> **Task to carry out**:
Check each line of the material below, and copy it if it holds the string "plans".

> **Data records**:
--------
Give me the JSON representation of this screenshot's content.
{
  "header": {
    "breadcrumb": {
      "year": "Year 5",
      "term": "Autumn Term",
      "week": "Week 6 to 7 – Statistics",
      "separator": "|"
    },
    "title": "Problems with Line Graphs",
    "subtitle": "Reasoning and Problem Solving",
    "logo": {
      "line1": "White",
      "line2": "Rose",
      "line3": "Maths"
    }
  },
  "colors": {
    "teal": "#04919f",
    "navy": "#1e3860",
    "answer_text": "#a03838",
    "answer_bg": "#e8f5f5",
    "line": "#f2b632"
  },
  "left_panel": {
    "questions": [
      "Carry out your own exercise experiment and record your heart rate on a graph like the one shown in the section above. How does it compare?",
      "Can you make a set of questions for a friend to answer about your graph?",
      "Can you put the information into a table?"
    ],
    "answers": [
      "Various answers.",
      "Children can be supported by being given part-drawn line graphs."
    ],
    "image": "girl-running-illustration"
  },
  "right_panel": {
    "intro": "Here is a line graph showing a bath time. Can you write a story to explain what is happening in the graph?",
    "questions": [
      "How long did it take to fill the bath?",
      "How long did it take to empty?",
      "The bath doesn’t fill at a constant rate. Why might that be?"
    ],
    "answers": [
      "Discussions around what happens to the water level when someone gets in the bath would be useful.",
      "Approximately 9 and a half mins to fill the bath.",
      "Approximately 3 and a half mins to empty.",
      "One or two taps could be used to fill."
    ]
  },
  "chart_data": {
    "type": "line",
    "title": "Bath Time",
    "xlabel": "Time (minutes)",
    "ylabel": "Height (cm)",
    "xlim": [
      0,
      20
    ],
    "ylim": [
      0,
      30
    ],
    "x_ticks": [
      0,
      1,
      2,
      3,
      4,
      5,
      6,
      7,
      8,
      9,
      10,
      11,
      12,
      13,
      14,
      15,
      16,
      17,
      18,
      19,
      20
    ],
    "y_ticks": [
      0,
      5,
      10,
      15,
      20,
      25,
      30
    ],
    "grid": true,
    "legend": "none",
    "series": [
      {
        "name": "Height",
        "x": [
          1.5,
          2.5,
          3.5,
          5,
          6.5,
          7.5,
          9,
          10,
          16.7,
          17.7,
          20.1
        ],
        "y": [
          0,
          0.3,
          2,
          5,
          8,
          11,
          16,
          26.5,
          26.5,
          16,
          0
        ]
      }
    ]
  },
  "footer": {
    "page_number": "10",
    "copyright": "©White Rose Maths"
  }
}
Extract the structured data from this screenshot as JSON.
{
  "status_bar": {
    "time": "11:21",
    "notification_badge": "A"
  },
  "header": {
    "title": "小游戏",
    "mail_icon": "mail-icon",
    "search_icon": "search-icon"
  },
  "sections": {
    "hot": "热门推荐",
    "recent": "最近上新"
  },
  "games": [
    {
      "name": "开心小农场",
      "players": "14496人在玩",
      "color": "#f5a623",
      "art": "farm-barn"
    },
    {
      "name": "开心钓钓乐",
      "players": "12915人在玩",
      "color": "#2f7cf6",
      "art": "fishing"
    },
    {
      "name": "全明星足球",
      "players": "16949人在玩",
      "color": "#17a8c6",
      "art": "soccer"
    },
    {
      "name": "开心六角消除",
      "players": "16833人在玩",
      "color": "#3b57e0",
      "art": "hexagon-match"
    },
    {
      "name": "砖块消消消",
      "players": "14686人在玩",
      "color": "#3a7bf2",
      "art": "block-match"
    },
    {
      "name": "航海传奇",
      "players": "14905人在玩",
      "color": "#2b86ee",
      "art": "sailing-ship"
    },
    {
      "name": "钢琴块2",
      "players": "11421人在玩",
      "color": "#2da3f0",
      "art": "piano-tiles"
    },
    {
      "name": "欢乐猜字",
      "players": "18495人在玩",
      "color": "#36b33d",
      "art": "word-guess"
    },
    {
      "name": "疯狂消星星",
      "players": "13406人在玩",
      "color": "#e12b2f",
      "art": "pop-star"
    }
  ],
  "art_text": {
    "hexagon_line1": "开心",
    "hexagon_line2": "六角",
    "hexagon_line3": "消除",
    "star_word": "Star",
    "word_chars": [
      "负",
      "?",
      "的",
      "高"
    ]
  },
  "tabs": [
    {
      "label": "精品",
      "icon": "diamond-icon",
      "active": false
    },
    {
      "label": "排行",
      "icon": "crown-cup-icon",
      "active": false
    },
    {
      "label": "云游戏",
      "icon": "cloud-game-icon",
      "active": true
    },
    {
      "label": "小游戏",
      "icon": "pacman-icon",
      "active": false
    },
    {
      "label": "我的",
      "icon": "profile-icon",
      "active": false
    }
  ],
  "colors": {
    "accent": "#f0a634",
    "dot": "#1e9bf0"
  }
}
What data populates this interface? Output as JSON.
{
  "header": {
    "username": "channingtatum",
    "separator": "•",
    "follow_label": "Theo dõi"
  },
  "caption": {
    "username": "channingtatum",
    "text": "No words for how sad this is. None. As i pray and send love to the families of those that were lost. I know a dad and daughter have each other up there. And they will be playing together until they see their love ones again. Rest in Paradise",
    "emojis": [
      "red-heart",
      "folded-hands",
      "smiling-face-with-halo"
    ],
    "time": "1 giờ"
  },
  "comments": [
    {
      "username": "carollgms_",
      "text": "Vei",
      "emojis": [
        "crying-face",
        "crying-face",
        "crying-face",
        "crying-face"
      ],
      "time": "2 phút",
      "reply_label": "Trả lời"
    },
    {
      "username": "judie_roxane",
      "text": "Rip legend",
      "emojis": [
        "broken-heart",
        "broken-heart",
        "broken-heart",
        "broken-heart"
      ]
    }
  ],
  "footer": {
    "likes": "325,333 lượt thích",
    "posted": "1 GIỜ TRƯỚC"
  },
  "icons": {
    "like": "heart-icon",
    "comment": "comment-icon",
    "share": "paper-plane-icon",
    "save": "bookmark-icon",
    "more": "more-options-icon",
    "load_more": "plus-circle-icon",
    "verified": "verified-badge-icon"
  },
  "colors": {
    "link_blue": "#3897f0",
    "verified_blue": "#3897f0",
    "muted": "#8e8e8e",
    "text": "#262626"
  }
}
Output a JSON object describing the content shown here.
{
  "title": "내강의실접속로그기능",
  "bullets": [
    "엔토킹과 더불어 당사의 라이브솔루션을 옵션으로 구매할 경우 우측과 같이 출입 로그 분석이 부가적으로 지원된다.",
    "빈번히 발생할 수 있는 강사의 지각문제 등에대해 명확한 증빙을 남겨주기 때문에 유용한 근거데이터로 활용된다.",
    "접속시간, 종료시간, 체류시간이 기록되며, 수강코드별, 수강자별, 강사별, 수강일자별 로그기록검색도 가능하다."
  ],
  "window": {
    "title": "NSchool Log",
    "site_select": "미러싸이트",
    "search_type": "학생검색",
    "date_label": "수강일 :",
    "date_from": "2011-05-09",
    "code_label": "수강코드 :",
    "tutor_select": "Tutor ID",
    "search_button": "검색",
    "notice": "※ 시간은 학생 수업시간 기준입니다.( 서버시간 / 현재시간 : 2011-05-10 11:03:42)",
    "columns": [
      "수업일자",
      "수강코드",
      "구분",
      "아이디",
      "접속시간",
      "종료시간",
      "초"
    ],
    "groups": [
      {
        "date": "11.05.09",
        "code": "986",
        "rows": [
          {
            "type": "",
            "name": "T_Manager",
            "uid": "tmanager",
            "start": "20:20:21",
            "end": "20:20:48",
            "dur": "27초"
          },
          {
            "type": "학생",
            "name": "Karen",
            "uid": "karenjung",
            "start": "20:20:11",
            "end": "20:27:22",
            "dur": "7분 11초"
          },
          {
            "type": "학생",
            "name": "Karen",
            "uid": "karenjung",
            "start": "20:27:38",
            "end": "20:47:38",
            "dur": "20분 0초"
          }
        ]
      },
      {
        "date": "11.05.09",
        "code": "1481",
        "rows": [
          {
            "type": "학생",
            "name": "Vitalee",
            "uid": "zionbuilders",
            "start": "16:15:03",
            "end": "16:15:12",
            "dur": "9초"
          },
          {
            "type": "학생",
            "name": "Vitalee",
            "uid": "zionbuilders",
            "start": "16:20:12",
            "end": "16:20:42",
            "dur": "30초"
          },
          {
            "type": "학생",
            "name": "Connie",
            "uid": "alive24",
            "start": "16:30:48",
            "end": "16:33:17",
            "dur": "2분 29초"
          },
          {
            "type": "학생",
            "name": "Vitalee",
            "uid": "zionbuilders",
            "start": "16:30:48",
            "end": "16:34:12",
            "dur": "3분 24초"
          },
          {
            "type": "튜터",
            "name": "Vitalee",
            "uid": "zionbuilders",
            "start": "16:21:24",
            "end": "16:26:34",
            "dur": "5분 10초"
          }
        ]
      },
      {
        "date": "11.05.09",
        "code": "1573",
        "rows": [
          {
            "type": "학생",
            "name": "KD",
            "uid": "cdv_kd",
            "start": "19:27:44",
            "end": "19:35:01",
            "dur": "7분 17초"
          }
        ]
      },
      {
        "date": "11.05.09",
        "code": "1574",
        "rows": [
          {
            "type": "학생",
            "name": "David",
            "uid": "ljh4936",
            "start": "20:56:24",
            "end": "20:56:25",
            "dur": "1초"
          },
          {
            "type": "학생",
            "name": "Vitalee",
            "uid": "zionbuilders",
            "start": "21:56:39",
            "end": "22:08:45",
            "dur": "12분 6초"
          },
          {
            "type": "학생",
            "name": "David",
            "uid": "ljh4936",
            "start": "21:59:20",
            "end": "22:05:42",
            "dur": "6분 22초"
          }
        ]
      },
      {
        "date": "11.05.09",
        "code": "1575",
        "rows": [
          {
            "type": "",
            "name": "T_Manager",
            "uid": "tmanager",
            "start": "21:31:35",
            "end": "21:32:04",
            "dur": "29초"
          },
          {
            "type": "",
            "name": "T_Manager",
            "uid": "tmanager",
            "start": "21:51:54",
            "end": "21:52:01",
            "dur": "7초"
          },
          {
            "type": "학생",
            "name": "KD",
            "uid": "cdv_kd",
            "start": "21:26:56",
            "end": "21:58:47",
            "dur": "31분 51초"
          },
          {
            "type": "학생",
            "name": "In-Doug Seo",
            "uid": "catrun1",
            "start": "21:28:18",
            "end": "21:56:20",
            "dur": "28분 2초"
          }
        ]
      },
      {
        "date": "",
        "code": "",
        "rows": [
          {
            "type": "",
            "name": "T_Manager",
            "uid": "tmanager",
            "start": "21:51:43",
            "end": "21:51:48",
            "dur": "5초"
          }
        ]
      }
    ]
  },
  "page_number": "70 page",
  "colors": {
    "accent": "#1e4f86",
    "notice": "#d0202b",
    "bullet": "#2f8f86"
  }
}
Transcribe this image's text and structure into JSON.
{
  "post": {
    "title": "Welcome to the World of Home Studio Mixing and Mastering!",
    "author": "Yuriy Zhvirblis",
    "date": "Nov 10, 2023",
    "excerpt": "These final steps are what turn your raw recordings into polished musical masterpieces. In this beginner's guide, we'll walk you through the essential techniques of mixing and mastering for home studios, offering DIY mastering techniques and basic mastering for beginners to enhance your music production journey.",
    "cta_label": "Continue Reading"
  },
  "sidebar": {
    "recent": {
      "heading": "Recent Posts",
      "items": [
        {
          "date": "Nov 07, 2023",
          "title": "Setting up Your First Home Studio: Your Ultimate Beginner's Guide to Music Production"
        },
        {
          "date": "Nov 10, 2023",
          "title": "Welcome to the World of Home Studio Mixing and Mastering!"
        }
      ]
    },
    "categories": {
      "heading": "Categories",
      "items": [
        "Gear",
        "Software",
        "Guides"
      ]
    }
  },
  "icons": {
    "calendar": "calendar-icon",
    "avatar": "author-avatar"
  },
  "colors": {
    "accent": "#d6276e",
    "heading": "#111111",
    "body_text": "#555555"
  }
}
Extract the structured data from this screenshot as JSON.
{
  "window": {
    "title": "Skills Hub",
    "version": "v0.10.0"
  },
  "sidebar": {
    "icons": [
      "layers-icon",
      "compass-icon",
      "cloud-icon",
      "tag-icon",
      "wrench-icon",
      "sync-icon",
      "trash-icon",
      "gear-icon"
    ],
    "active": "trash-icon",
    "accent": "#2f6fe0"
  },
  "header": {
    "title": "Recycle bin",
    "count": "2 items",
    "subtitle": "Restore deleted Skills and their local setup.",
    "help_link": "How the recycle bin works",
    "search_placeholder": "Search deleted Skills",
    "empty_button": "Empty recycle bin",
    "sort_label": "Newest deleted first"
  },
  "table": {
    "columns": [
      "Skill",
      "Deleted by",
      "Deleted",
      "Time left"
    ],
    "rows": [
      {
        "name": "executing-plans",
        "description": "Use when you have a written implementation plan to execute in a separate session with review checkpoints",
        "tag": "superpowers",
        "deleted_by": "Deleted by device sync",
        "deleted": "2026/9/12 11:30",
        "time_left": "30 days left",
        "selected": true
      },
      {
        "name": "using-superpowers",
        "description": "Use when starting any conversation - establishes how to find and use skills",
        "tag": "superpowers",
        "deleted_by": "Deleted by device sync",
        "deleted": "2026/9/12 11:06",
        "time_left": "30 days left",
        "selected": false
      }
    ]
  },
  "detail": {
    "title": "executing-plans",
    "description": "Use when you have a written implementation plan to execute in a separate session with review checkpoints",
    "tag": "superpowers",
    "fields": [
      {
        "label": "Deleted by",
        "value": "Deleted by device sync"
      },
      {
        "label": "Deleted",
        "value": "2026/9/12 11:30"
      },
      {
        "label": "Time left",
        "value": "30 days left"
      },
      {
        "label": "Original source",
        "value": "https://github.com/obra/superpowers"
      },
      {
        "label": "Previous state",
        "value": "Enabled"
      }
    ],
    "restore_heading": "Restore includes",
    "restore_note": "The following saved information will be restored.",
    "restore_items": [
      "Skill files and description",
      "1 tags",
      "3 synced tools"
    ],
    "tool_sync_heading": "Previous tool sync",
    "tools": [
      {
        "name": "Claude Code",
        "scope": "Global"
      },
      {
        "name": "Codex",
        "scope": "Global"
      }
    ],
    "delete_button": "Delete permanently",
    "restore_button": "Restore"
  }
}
--------
> **Answer in full**:
        "name": "executing-plans",
    "title": "executing-plans",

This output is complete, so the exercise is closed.